**WHAT THE TASK REQUIRES**
Carry on the piece about Henry's outings and bedtime story voices, starting after its last sentence.

**SOURCE EXTRACT**
────────

Taking Henry to the grocery store can be a lot of fun. Something about it puts him on his best behavior. I think he is the kind of person that likes to get out of the house and see the world. When he’s holed-up inside the apartment playing with his toys all day he gets cranky, but if you take him out to the stores or on a walk he doesn’t make a peep. He’s too busy looking around at everything and everybody. If you park the grocery cart in one spot Henry will track people as they go about their shopping. I was in the produce section last week and two or three people commented on how observant Henry was and how he was watching what they were doing. I couldn’t help but wonder at what age does being observant fail to be cute? At what age will people start to say, “Why is your kid staring at me?”

Last month I talked about reading “Green Eggs and Ham” to Henry (and even posted a video) about how I started developing voices for the characters. I guess it’s just something to do when you’re reading the same stories to the kid over and over again. Well, I’ve also started doing voices for “The Cat in the Hat.” I’ll spare you a video this month, but I will say that my voice for the Cat is a sort of obsequious used car salesman. I can picture him saying something like “we’ll find you the perfect car. I just know you’re going to love it.” Carol said that my Cat has an affectation. My voice for the fish is definitely out there; I just started doing it because it amused me. His voice is my attempt at Sean Connery and depending on the night it sounds something like a Darrell Hammond’s Connery or on worse nights just some sort of bizarre attempt at a Scottish accent, but Henry doesn’t care. I think he’s just trying to figure out what the heck is happening in that crazy story.

────────

**INFORMATION PROVIDED**
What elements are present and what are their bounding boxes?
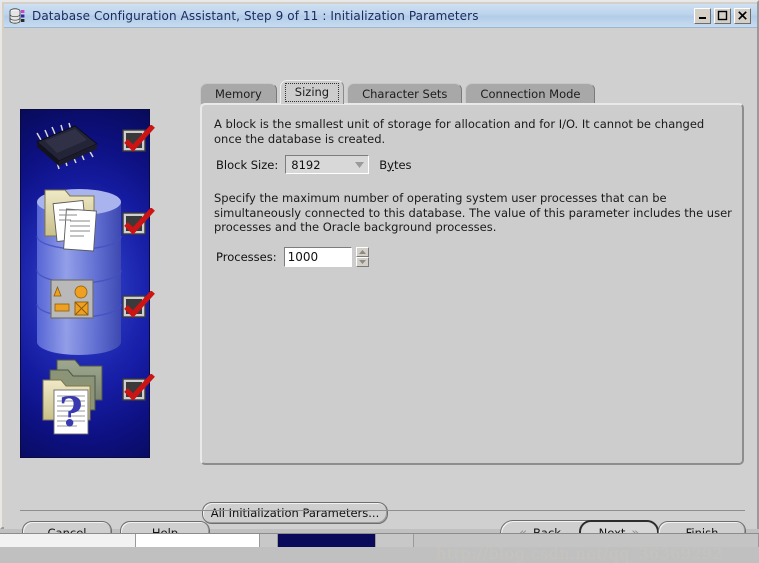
taskbar-item[interactable] [0, 534, 136, 547]
shapes-panel [50, 279, 94, 319]
button-label: All Initialization Parameters... [210, 506, 380, 520]
memory-chip [36, 122, 98, 170]
checkmark-icon [122, 291, 155, 318]
checkmark-icon [122, 374, 155, 401]
checkmark-icon [122, 208, 155, 235]
block-size-label: Block Size: [216, 157, 279, 172]
question-mark: ? [53, 389, 89, 436]
unit-prefix: B [379, 157, 388, 172]
chevron-down-icon [351, 156, 367, 173]
spinner-down-icon [358, 260, 366, 264]
unit-mnemonic: y [387, 157, 394, 172]
spinner-up-icon [358, 250, 366, 254]
window-controls [694, 7, 751, 24]
tab-label: Memory [215, 87, 262, 101]
block-size-combobox[interactable]: 8192 [285, 155, 370, 174]
taskbar-item[interactable] [376, 534, 414, 547]
block-size-row: Block Size: 8192 Bytes [216, 155, 412, 174]
spinner-buttons [355, 247, 369, 267]
tab-connection-mode[interactable]: Connection Mode [465, 83, 596, 104]
maximize-button[interactable] [714, 7, 731, 24]
processes-description: Specify the maximum number of operating … [214, 191, 732, 234]
taskbar-spacer [260, 534, 278, 547]
processes-row: Processes: [216, 247, 369, 267]
window-title: Database Configuration Assistant, Step 9… [32, 8, 479, 23]
tab-strip: Memory Sizing Character Sets Connection … [200, 80, 744, 104]
tab-label: Sizing [294, 85, 330, 99]
taskbar [0, 533, 759, 547]
spinner-up-button[interactable] [355, 247, 369, 257]
minimize-button[interactable] [694, 7, 711, 24]
close-button[interactable] [734, 7, 751, 24]
footer-separator [20, 510, 745, 511]
processes-label: Processes: [216, 250, 277, 264]
block-size-description: A block is the smallest unit of storage … [214, 117, 705, 146]
taskbar-item-active[interactable] [278, 534, 376, 547]
spinner-down-button[interactable] [355, 257, 369, 267]
block-size-value: 8192 [291, 157, 321, 172]
processes-stepper [283, 247, 369, 267]
folders: ? [42, 359, 103, 436]
block-size-unit: Bytes [379, 158, 411, 172]
database-icon [9, 7, 25, 24]
application-window: Database Configuration Assistant, Step 9… [0, 0, 759, 563]
checkmark-column [122, 109, 166, 458]
checkmark-icon [122, 125, 155, 152]
tab-memory[interactable]: Memory [200, 83, 277, 104]
svg-text:?: ? [59, 389, 82, 436]
title-bar: Database Configuration Assistant, Step 9… [4, 4, 757, 28]
processes-input[interactable] [283, 247, 352, 267]
tab-sizing[interactable]: Sizing [279, 80, 345, 104]
minimize-icon [699, 17, 706, 19]
taskbar-tray [414, 534, 759, 547]
client-area: ? Memory Sizing Character Sets Connectio… [4, 28, 757, 563]
close-icon [738, 11, 747, 20]
taskbar-item[interactable] [136, 534, 260, 547]
all-initialization-parameters-button[interactable]: All Initialization Parameters... [202, 502, 388, 524]
tab-label: Connection Mode [480, 87, 581, 101]
maximize-icon [717, 10, 728, 21]
tab-character-sets[interactable]: Character Sets [347, 83, 463, 104]
tab-label: Character Sets [362, 87, 448, 101]
unit-suffix: tes [393, 157, 412, 172]
tab-panel-sizing: A block is the smallest unit of storage … [200, 103, 744, 465]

────────

**THE ANSWER**
Henry had his first bad cold and fever this past week. He seems to be all over it now, but for a couple of days we constantly had to check his temperature. How do you check a baby’s temperature?… All the parents are laughing now…. Well let’s just say it’s easiest to check his temperature while you’re changing his diaper. I felt sorry for the kid; I certainly wouldn’t want anyone to stick a thermometer up there. Have you ever seen the Skeptical Baby meme? One of them says “You want to take my temperature where exactly?”  Carol and I both caught Henry’s cold too. One night, Henry is in the bathtub and Carol starts taking her temperature the normal way under her tongue and I’m whispering to her, “don’t do that in front of the baby, it’s cruel to let him know there are other ways we could be taking his temperature.” Hence my contribution to the meme “You mean to tell me there are other ways you could have taken my temperature.